**Stated goal:** Below is a listing to write out in full, exactly as given, without its pictures.

**Material to process:**
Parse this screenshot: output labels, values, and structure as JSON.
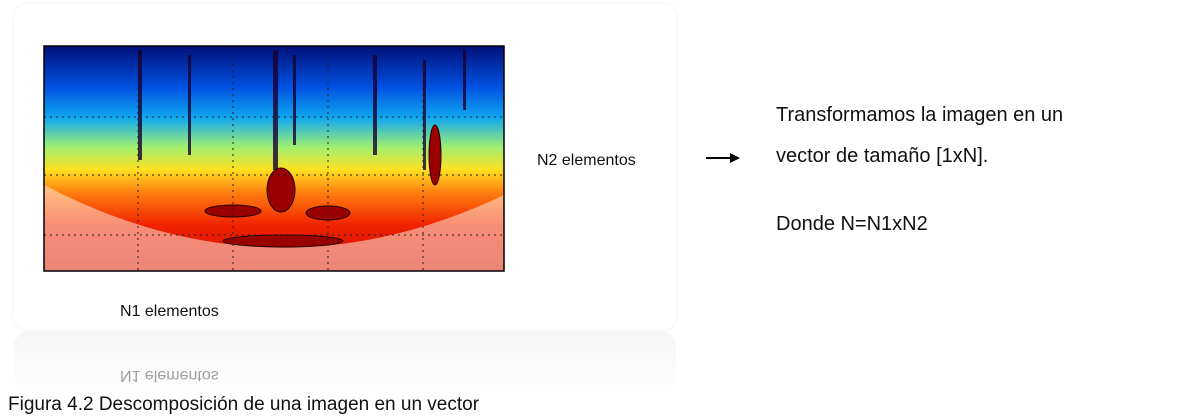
{
  "figure": {
    "n2_label": "N2 elementos",
    "n1_label": "N1 elementos"
  },
  "text": {
    "lines": [
      "Transformamos la imagen en un",
      "vector de tamaño [1xN]."
    ],
    "formula": "Donde N=N1xN2"
  },
  "caption": "Figura 4.2 Descomposición de una imagen en un vector"
}
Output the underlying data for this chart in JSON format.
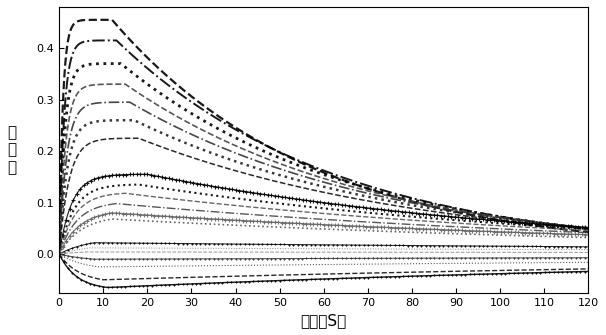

**Solved exercise:**
Parse this screenshot: output labels, values, and structure as JSON.
{
  "figure": {
    "n2_label": "N2 elementos",
    "n1_label": "N1 elementos"
  },
  "text": {
    "lines": [
      "Transformamos la imagen en un",
      "vector de tamaño [1xN]."
    ],
    "formula": "Donde N=N1xN2"
  },
  "caption": "Figura 4.2 Descomposición de una imagen en un vector"
}
Output the underlying data for this chart in JSON format.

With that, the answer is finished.